* _Instructions to follow_
Copy each line of the records that contains the word "TeachKloud".

↓

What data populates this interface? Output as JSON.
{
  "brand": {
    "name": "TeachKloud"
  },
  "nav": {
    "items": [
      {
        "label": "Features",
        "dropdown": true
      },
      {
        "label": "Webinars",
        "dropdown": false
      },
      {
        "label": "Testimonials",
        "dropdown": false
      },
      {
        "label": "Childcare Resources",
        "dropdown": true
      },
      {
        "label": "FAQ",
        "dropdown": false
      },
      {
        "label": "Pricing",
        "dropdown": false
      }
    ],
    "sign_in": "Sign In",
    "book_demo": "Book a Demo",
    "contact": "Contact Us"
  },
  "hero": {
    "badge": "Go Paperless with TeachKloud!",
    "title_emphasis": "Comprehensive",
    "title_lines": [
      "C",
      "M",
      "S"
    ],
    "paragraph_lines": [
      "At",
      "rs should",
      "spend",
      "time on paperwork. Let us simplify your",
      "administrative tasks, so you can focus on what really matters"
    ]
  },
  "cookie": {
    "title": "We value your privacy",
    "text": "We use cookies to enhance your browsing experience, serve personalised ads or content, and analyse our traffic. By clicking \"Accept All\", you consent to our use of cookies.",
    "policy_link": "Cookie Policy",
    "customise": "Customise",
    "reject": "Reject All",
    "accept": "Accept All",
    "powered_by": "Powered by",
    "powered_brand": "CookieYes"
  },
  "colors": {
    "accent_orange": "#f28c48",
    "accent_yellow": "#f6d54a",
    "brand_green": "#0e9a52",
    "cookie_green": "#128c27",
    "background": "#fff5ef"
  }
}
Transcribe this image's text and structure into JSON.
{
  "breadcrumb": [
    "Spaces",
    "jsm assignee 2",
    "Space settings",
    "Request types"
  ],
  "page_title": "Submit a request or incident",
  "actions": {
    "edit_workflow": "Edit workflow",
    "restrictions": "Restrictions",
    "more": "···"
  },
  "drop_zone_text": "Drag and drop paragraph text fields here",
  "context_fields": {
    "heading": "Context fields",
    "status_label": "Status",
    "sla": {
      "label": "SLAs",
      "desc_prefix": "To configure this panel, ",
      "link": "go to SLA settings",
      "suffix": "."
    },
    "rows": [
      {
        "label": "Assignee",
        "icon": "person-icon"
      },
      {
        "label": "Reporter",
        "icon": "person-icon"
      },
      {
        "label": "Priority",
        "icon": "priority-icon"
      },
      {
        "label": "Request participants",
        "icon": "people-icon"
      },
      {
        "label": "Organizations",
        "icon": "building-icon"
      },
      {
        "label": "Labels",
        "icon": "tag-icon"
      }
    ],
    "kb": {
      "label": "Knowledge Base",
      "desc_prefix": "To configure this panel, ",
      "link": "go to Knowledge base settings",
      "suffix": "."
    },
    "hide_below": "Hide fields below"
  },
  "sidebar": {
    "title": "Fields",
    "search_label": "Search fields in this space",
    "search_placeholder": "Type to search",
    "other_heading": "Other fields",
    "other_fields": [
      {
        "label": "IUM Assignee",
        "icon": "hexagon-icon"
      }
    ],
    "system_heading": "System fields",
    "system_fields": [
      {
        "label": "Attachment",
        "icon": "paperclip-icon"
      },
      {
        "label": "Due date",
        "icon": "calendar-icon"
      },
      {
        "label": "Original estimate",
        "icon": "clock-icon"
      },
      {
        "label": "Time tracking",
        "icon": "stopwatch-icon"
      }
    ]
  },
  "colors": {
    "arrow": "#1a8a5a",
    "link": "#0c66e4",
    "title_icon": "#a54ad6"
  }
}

↑

* _Problem solution_
    "name": "TeachKloud"
    "badge": "Go Paperless with TeachKloud!",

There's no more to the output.